> _What is needed_:
Provide an exact reproduction of every entry.

+ + +

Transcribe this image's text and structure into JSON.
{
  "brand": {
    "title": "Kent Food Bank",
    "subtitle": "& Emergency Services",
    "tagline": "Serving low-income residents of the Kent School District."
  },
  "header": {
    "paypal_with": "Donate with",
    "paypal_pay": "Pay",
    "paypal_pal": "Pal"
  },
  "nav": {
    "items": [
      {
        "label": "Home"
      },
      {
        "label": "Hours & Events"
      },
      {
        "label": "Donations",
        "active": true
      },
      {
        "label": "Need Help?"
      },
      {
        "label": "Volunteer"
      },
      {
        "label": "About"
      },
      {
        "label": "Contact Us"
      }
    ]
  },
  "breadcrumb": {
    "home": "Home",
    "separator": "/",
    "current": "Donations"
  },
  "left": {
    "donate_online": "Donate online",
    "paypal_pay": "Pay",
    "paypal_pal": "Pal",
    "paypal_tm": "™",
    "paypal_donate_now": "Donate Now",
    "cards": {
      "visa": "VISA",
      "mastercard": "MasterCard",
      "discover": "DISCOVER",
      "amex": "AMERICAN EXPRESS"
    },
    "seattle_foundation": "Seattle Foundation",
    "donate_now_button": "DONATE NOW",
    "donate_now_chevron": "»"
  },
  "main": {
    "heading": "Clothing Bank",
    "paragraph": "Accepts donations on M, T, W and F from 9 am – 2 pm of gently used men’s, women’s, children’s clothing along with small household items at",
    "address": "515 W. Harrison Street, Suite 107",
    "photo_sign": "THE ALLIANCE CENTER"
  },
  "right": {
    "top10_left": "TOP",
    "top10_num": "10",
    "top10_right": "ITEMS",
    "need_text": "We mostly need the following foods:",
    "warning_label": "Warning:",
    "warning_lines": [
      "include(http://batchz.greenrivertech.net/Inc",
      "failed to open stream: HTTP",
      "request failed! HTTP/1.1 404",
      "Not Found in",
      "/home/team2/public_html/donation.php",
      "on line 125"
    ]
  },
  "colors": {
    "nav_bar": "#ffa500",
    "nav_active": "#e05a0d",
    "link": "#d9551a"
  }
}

+ + +

> _Answer to the problem_:
Transcribe this image's text and structure into JSON.
{
  "brand": {
    "title": "Kent Food Bank",
    "subtitle": "& Emergency Services",
    "tagline": "Serving low-income residents of the Kent School District."
  },
  "header": {
    "paypal_with": "Donate with",
    "paypal_pay": "Pay",
    "paypal_pal": "Pal"
  },
  "nav": {
    "items": [
      {
        "label": "Home"
      },
      {
        "label": "Hours & Events"
      },
      {
        "label": "Donations",
        "active": true
      },
      {
        "label": "Need Help?"
      },
      {
        "label": "Volunteer"
      },
      {
        "label": "About"
      },
      {
        "label": "Contact Us"
      }
    ]
  },
  "breadcrumb": {
    "home": "Home",
    "separator": "/",
    "current": "Donations"
  },
  "left": {
    "donate_online": "Donate online",
    "paypal_pay": "Pay",
    "paypal_pal": "Pal",
    "paypal_tm": "™",
    "paypal_donate_now": "Donate Now",
    "cards": {
      "visa": "VISA",
      "mastercard": "MasterCard",
      "discover": "DISCOVER",
      "amex": "AMERICAN EXPRESS"
    },
    "seattle_foundation": "Seattle Foundation",
    "donate_now_button": "DONATE NOW",
    "donate_now_chevron": "»"
  },
  "main": {
    "heading": "Clothing Bank",
    "paragraph": "Accepts donations on M, T, W and F from 9 am – 2 pm of gently used men’s, women’s, children’s clothing along with small household items at",
    "address": "515 W. Harrison Street, Suite 107",
    "photo_sign": "THE ALLIANCE CENTER"
  },
  "right": {
    "top10_left": "TOP",
    "top10_num": "10",
    "top10_right": "ITEMS",
    "need_text": "We mostly need the following foods:",
    "warning_label": "Warning:",
    "warning_lines": [
      "include(http://batchz.greenrivertech.net/Inc",
      "failed to open stream: HTTP",
      "request failed! HTTP/1.1 404",
      "Not Found in",
      "/home/team2/public_html/donation.php",
      "on line 125"
    ]
  },
  "colors": {
    "nav_bar": "#ffa500",
    "nav_active": "#e05a0d",
    "link": "#d9551a"
  }
}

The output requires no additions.